**Exercise details:** Exclude the pictures and reproduce the remaining data exactly as written.

**Input:**
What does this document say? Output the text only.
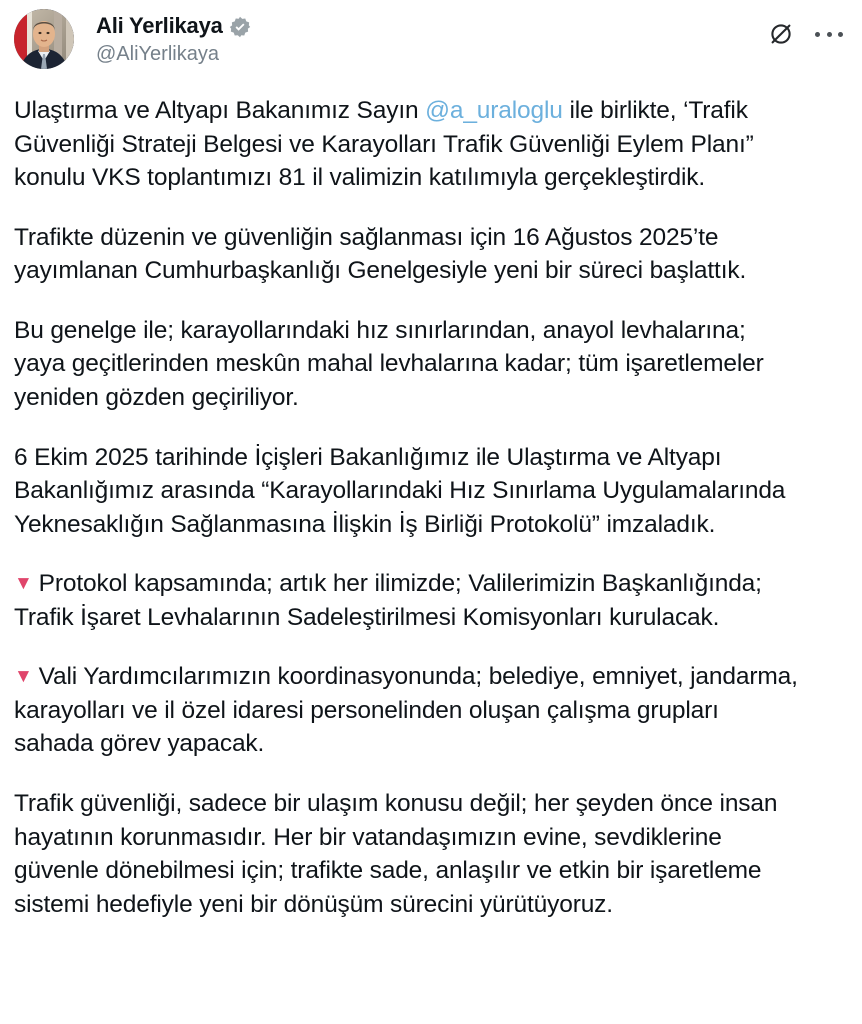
Ali Yerlikaya
@AliYerlikaya

Ulaştırma ve Altyapı Bakanımız Sayın @a_uraloglu ile birlikte, ‘Trafik Güvenliği Strateji Belgesi ve Karayolları Trafik Güvenliği Eylem Planı” konulu VKS toplantımızı 81 il valimizin katılımıyla gerçekleştirdik.

Trafikte düzenin ve güvenliğin sağlanması için 16 Ağustos 2025’te yayımlanan Cumhurbaşkanlığı Genelgesiyle yeni bir süreci başlattık.

Bu genelge ile; karayollarındaki hız sınırlarından, anayol levhalarına; yaya geçitlerinden meskûn mahal levhalarına kadar; tüm işaretlemeler yeniden gözden geçiriliyor.

6 Ekim 2025 tarihinde İçişleri Bakanlığımız ile Ulaştırma ve Altyapı Bakanlığımız arasında “Karayollarındaki Hız Sınırlama Uygulamalarında Yeknesaklığın Sağlanmasına İlişkin İş Birliği Protokolü” imzaladık.

▼ Protokol kapsamında; artık her ilimizde; Valilerimizin Başkanlığında; Trafik İşaret Levhalarının Sadeleştirilmesi Komisyonları kurulacak.

▼ Vali Yardımcılarımızın koordinasyonunda; belediye, emniyet, jandarma, karayolları ve il özel idaresi personelinden oluşan çalışma grupları sahada görev yapacak.

Trafik güvenliği, sadece bir ulaşım konusu değil; her şeyden önce insan hayatının korunmasıdır. Her bir vatandaşımızın evine, sevdiklerine güvenle dönebilmesi için; trafikte sade, anlaşılır ve etkin bir işaretleme sistemi hedefiyle yeni bir dönüşüm sürecini yürütüyoruz.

**Answer for this exercise:**
What does this document say? Output the text only.
Ali Yerlikaya
@AliYerlikaya

Ulaştırma ve Altyapı Bakanımız Sayın @a_uraloglu ile birlikte, ‘Trafik Güvenliği Strateji Belgesi ve Karayolları Trafik Güvenliği Eylem Planı” konulu VKS toplantımızı 81 il valimizin katılımıyla gerçekleştirdik.

Trafikte düzenin ve güvenliğin sağlanması için 16 Ağustos 2025’te yayımlanan Cumhurbaşkanlığı Genelgesiyle yeni bir süreci başlattık.

Bu genelge ile; karayollarındaki hız sınırlarından, anayol levhalarına; yaya geçitlerinden meskûn mahal levhalarına kadar; tüm işaretlemeler yeniden gözden geçiriliyor.

6 Ekim 2025 tarihinde İçişleri Bakanlığımız ile Ulaştırma ve Altyapı Bakanlığımız arasında “Karayollarındaki Hız Sınırlama Uygulamalarında Yeknesaklığın Sağlanmasına İlişkin İş Birliği Protokolü” imzaladık.

▼ Protokol kapsamında; artık her ilimizde; Valilerimizin Başkanlığında; Trafik İşaret Levhalarının Sadeleştirilmesi Komisyonları kurulacak.

▼ Vali Yardımcılarımızın koordinasyonunda; belediye, emniyet, jandarma, karayolları ve il özel idaresi personelinden oluşan çalışma grupları sahada görev yapacak.

Trafik güvenliği, sadece bir ulaşım konusu değil; her şeyden önce insan hayatının korunmasıdır. Her bir vatandaşımızın evine, sevdiklerine güvenle dönebilmesi için; trafikte sade, anlaşılır ve etkin bir işaretleme sistemi hedefiyle yeni bir dönüşüm sürecini yürütüyoruz.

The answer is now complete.